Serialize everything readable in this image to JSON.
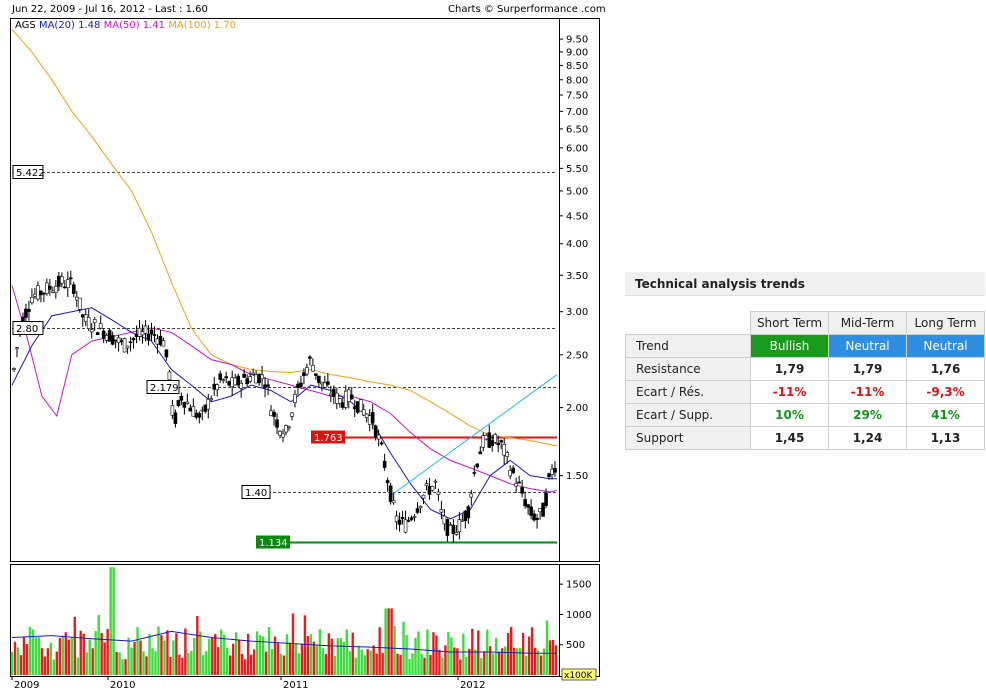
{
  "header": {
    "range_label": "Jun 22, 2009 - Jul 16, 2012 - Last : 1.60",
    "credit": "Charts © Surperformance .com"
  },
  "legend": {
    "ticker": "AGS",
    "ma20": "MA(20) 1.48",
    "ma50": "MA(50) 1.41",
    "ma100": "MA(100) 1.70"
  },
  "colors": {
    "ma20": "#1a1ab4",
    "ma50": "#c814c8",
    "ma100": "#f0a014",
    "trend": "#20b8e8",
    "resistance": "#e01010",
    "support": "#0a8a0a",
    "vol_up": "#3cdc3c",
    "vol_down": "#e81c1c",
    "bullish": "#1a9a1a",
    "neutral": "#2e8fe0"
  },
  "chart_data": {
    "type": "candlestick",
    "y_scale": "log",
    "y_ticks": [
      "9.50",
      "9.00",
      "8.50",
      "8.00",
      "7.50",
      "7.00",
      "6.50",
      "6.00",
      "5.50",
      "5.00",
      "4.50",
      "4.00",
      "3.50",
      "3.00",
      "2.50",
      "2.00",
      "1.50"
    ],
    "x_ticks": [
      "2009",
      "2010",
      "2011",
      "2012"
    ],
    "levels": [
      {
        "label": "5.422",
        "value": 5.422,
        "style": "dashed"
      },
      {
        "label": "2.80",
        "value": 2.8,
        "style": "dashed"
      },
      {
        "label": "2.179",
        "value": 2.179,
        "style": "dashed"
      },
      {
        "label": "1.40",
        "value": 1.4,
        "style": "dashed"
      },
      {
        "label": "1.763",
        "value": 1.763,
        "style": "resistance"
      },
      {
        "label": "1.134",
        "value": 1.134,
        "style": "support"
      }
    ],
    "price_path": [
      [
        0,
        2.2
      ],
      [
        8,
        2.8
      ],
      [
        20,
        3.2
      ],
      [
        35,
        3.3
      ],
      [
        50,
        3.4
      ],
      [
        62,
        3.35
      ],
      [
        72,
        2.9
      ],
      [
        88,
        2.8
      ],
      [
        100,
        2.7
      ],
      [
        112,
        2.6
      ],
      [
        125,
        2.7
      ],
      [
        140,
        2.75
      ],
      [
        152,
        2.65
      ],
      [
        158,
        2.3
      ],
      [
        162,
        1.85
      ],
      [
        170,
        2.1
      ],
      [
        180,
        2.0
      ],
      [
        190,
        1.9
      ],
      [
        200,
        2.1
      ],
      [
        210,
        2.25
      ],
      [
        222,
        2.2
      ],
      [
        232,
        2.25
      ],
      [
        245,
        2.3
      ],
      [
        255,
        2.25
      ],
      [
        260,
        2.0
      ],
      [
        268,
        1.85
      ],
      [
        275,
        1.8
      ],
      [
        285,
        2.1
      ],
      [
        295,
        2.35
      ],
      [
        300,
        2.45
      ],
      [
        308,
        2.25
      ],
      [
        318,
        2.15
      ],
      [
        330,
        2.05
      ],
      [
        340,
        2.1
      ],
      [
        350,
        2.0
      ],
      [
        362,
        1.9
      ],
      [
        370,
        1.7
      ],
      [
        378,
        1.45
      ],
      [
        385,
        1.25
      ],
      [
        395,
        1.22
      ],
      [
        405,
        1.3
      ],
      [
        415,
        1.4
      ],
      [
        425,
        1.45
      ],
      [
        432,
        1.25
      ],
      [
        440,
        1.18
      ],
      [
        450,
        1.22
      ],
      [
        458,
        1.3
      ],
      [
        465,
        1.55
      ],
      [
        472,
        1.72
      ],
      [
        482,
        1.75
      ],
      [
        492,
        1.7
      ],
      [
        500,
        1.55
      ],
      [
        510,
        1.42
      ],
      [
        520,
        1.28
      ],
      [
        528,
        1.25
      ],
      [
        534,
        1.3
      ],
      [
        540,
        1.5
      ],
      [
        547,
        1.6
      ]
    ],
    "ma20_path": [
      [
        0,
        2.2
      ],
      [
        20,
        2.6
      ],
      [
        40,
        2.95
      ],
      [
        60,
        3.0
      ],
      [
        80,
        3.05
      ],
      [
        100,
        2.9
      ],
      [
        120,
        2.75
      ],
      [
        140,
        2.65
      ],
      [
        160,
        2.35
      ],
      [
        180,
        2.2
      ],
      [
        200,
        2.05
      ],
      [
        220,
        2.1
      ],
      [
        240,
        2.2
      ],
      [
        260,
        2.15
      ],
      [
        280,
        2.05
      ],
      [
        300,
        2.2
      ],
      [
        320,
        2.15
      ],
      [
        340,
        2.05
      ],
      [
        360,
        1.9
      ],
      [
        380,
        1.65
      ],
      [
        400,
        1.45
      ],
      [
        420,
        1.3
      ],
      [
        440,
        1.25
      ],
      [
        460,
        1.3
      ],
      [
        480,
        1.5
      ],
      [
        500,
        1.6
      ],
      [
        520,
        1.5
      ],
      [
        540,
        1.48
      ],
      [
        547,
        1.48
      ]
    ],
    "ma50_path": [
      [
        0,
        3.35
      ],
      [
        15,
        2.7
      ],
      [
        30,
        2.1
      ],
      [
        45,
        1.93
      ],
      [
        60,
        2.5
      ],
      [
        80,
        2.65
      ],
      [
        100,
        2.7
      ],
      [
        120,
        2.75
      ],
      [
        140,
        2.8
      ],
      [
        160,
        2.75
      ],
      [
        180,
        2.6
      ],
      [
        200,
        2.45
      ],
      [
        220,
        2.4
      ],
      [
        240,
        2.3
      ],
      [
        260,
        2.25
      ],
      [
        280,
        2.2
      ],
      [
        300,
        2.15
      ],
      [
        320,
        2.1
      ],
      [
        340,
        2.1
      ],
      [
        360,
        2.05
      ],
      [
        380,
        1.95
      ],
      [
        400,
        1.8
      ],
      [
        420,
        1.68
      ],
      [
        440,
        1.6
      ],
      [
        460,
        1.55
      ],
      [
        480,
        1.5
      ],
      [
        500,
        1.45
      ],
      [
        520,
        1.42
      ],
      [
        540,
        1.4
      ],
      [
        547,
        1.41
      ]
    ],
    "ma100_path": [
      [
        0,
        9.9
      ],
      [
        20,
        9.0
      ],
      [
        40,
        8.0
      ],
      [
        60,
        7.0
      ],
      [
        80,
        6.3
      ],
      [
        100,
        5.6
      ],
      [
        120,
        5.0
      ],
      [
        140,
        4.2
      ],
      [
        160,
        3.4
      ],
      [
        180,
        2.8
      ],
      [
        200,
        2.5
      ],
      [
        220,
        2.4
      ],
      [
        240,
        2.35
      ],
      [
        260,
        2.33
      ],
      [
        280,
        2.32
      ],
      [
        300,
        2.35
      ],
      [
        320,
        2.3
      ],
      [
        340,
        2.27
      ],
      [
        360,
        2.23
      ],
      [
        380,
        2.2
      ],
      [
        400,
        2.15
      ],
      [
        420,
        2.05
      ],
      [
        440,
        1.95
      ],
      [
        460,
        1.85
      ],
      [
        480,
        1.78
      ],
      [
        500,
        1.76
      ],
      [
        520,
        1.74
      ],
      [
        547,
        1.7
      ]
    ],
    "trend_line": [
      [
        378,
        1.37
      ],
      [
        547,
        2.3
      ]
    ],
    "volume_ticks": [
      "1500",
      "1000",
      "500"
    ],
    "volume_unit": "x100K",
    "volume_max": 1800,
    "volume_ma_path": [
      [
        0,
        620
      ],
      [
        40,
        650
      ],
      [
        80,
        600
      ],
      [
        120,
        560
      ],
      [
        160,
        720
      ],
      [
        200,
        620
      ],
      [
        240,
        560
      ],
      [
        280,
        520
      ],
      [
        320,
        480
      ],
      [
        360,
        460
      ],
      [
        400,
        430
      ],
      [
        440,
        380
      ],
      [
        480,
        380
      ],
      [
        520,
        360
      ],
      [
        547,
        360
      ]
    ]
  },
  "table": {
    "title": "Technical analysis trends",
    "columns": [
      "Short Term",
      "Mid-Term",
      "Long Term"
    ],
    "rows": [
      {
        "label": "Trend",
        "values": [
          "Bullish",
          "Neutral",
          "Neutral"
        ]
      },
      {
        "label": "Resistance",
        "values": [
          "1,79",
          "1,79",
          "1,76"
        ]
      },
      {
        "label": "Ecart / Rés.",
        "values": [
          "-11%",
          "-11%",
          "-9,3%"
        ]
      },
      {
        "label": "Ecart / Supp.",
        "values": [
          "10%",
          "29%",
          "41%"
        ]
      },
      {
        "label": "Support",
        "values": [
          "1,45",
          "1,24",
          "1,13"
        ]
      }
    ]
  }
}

·····

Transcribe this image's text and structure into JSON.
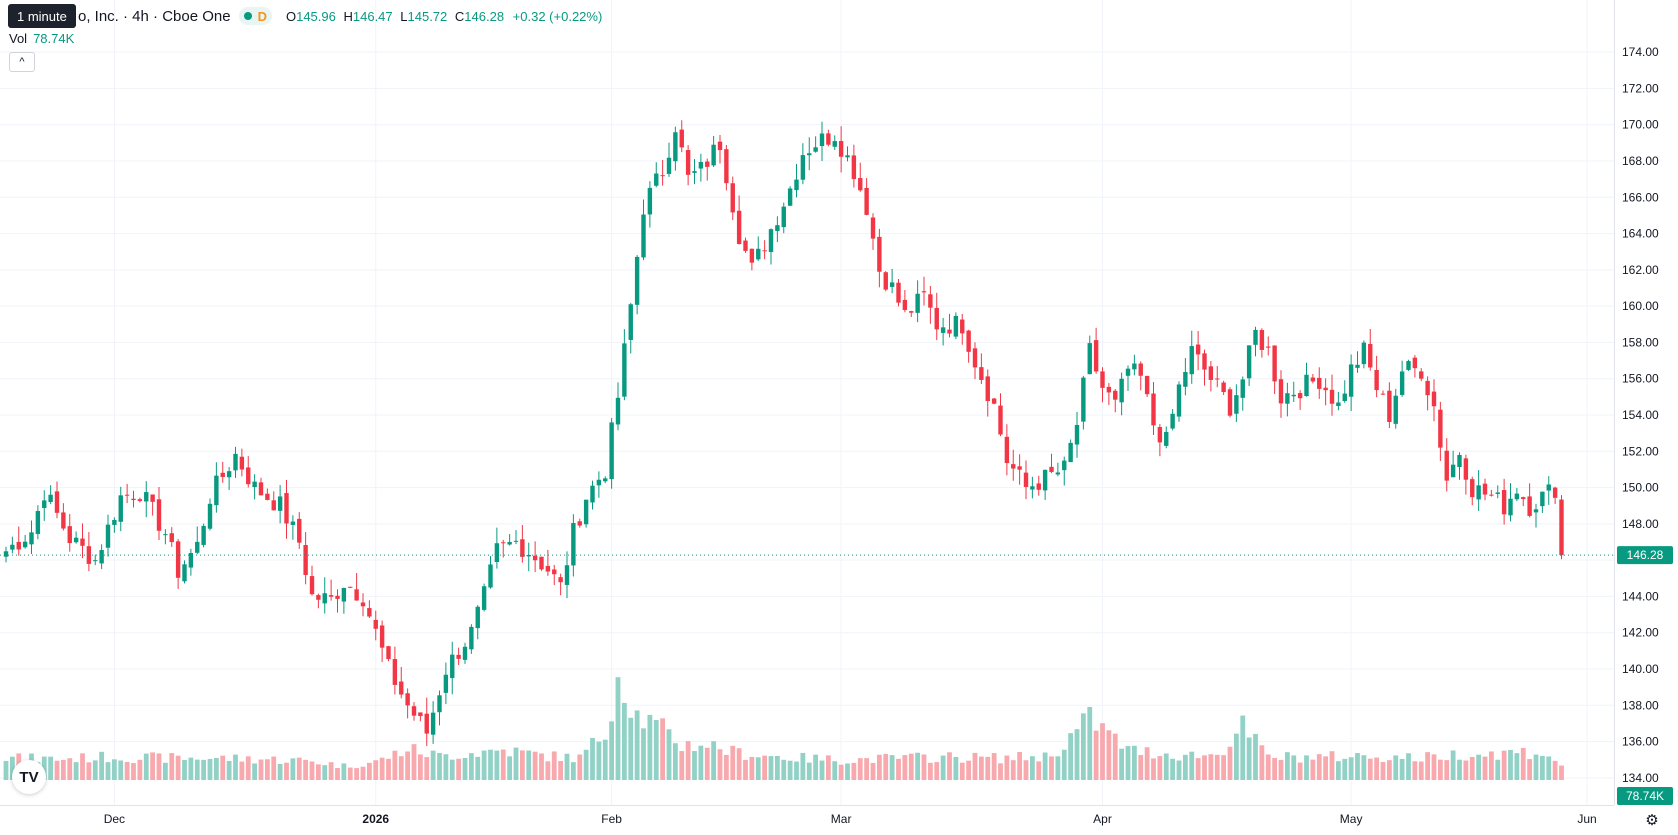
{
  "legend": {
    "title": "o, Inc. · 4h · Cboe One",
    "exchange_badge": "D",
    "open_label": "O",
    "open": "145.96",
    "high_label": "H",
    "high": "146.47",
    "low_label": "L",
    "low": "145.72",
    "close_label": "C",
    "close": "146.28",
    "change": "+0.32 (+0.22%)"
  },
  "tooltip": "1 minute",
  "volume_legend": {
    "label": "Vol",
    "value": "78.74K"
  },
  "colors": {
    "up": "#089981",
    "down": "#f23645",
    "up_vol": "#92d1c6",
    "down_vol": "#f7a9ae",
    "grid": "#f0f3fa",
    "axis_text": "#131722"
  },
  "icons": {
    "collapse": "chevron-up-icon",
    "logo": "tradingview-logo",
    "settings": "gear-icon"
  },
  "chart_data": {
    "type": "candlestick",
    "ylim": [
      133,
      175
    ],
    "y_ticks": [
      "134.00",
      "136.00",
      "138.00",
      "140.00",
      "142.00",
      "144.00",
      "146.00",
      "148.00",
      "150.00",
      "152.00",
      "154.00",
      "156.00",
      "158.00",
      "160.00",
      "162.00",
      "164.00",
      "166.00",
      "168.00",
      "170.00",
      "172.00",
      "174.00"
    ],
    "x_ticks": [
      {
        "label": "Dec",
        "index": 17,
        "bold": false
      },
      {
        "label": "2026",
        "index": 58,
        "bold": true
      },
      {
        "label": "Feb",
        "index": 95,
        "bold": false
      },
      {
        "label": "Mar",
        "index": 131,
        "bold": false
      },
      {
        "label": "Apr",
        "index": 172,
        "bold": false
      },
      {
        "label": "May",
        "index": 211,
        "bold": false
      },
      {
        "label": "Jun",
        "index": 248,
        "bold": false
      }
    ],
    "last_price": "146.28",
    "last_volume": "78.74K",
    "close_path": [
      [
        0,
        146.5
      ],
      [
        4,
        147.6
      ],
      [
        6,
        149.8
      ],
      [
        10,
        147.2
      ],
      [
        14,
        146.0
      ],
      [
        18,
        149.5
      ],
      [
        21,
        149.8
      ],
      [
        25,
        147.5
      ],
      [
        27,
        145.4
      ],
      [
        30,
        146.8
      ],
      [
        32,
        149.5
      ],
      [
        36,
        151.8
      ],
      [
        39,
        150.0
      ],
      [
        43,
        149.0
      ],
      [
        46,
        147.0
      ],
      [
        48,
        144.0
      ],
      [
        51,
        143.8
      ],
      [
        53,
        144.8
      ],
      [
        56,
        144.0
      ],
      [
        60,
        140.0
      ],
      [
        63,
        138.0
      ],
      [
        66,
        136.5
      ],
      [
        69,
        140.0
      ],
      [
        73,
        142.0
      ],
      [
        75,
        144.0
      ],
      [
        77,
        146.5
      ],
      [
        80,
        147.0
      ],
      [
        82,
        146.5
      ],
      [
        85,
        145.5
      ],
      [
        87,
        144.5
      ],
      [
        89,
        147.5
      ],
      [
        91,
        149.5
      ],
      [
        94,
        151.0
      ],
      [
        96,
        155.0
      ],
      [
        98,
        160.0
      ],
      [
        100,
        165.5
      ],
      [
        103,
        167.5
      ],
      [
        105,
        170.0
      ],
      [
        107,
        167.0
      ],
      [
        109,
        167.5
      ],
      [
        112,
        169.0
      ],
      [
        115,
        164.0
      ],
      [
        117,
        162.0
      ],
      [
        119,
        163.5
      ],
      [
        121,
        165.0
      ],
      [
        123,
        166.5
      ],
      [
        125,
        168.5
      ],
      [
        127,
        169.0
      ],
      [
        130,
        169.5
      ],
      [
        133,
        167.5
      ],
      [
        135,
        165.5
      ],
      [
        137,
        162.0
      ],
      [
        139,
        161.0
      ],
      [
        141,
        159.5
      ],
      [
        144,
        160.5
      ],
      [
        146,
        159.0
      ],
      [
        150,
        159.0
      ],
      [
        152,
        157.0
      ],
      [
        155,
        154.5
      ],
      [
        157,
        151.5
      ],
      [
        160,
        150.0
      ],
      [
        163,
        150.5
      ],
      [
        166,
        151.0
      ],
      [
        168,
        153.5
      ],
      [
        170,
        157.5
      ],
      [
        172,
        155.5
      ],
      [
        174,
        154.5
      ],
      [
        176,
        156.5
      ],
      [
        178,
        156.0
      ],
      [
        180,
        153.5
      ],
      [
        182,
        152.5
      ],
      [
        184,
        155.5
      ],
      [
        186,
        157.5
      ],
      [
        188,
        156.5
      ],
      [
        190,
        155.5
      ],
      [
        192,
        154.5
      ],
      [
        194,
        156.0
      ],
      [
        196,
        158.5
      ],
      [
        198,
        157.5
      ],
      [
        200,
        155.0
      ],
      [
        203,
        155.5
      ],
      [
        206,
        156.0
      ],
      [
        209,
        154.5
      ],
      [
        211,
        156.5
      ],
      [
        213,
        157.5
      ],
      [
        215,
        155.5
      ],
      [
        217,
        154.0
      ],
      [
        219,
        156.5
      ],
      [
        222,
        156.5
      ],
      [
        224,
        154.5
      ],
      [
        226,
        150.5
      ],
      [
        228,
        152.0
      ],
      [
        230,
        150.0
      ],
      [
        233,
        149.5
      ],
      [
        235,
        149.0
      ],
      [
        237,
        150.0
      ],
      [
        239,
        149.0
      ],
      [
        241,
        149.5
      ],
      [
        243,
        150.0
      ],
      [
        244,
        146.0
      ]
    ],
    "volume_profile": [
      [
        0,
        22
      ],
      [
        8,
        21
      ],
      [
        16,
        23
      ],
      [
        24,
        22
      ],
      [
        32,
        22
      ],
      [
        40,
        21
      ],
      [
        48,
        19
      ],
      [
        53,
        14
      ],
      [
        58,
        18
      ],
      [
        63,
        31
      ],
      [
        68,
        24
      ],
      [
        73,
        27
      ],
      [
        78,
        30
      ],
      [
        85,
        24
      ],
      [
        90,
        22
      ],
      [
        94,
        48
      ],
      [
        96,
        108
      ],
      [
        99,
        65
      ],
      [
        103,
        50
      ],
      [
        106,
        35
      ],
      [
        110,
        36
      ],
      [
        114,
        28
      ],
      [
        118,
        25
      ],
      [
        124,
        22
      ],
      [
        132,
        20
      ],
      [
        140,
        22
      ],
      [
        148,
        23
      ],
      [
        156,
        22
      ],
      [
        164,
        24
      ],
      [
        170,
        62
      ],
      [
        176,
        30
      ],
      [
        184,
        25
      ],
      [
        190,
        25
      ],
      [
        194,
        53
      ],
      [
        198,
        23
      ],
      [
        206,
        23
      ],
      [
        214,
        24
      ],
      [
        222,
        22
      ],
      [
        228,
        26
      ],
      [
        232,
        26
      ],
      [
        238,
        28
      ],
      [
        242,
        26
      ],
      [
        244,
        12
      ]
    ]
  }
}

·····

Return each line of the data that contains the string "this".

SOLVED PROBLEM:
Serialize everything readable in this image to JSON.
Transcribe this image's text and structure into JSON.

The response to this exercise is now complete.